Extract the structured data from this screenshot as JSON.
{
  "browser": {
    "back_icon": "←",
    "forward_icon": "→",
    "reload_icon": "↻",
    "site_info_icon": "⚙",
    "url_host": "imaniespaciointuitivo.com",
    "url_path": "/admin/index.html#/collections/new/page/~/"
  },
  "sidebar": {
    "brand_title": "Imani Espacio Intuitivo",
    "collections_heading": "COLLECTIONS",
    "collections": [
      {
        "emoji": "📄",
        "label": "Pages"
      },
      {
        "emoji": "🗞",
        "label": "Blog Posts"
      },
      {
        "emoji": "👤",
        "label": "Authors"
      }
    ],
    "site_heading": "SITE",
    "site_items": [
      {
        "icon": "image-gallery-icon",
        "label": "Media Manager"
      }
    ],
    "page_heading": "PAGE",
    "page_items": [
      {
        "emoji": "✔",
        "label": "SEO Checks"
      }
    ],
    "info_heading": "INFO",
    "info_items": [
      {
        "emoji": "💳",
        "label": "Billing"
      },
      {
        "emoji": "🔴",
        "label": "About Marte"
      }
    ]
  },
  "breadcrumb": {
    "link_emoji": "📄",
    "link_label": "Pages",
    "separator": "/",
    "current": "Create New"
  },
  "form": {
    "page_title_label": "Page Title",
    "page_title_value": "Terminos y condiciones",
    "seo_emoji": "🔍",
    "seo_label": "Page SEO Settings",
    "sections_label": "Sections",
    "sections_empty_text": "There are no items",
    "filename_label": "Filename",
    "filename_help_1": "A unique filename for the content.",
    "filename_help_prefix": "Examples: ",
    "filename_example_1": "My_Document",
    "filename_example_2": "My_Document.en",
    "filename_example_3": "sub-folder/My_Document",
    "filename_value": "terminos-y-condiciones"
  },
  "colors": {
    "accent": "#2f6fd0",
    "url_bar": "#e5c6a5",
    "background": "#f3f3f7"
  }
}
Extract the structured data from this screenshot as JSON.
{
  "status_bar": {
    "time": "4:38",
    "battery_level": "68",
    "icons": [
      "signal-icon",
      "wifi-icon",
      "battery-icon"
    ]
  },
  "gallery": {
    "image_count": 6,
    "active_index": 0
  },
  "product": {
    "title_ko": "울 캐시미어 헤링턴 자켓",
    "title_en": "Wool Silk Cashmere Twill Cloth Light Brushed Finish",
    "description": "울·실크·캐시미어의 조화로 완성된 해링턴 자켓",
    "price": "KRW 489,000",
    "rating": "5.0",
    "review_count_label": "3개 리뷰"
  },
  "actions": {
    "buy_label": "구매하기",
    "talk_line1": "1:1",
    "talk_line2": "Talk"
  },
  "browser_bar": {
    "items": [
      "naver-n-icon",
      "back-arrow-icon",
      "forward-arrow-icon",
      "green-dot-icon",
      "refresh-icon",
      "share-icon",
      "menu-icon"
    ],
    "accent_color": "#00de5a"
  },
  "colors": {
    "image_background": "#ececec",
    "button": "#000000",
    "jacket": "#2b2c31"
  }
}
━━━━━━━━━━
Repeat each entry word for word.

§ SOLUTION FOR THIS EXERCISE
Extract the structured data from this screenshot as JSON.
{
  "browser": {
    "back_icon": "←",
    "forward_icon": "→",
    "reload_icon": "↻",
    "site_info_icon": "⚙",
    "url_host": "imaniespaciointuitivo.com",
    "url_path": "/admin/index.html#/collections/new/page/~/"
  },
  "sidebar": {
    "brand_title": "Imani Espacio Intuitivo",
    "collections_heading": "COLLECTIONS",
    "collections": [
      {
        "emoji": "📄",
        "label": "Pages"
      },
      {
        "emoji": "🗞",
        "label": "Blog Posts"
      },
      {
        "emoji": "👤",
        "label": "Authors"
      }
    ],
    "site_heading": "SITE",
    "site_items": [
      {
        "icon": "image-gallery-icon",
        "label": "Media Manager"
      }
    ],
    "page_heading": "PAGE",
    "page_items": [
      {
        "emoji": "✔",
        "label": "SEO Checks"
      }
    ],
    "info_heading": "INFO",
    "info_items": [
      {
        "emoji": "💳",
        "label": "Billing"
      },
      {
        "emoji": "🔴",
        "label": "About Marte"
      }
    ]
  },
  "breadcrumb": {
    "link_emoji": "📄",
    "link_label": "Pages",
    "separator": "/",
    "current": "Create New"
  },
  "form": {
    "page_title_label": "Page Title",
    "page_title_value": "Terminos y condiciones",
    "seo_emoji": "🔍",
    "seo_label": "Page SEO Settings",
    "sections_label": "Sections",
    "sections_empty_text": "There are no items",
    "filename_label": "Filename",
    "filename_help_1": "A unique filename for the content.",
    "filename_help_prefix": "Examples: ",
    "filename_example_1": "My_Document",
    "filename_example_2": "My_Document.en",
    "filename_example_3": "sub-folder/My_Document",
    "filename_value": "terminos-y-condiciones"
  },
  "colors": {
    "accent": "#2f6fd0",
    "url_bar": "#e5c6a5",
    "background": "#f3f3f7"
  }
}
Extract the structured data from this screenshot as JSON.
{
  "status_bar": {
    "time": "4:38",
    "battery_level": "68",
    "icons": [
      "signal-icon",
      "wifi-icon",
      "battery-icon"
    ]
  },
  "gallery": {
    "image_count": 6,
    "active_index": 0
  },
  "product": {
    "title_ko": "울 캐시미어 헤링턴 자켓",
    "title_en": "Wool Silk Cashmere Twill Cloth Light Brushed Finish",
    "description": "울·실크·캐시미어의 조화로 완성된 해링턴 자켓",
    "price": "KRW 489,000",
    "rating": "5.0",
    "review_count_label": "3개 리뷰"
  },
  "actions": {
    "buy_label": "구매하기",
    "talk_line1": "1:1",
    "talk_line2": "Talk"
  },
  "browser_bar": {
    "items": [
      "naver-n-icon",
      "back-arrow-icon",
      "forward-arrow-icon",
      "green-dot-icon",
      "refresh-icon",
      "share-icon",
      "menu-icon"
    ],
    "accent_color": "#00de5a"
  },
  "colors": {
    "image_background": "#ececec",
    "button": "#000000",
    "jacket": "#2b2c31"
  }
}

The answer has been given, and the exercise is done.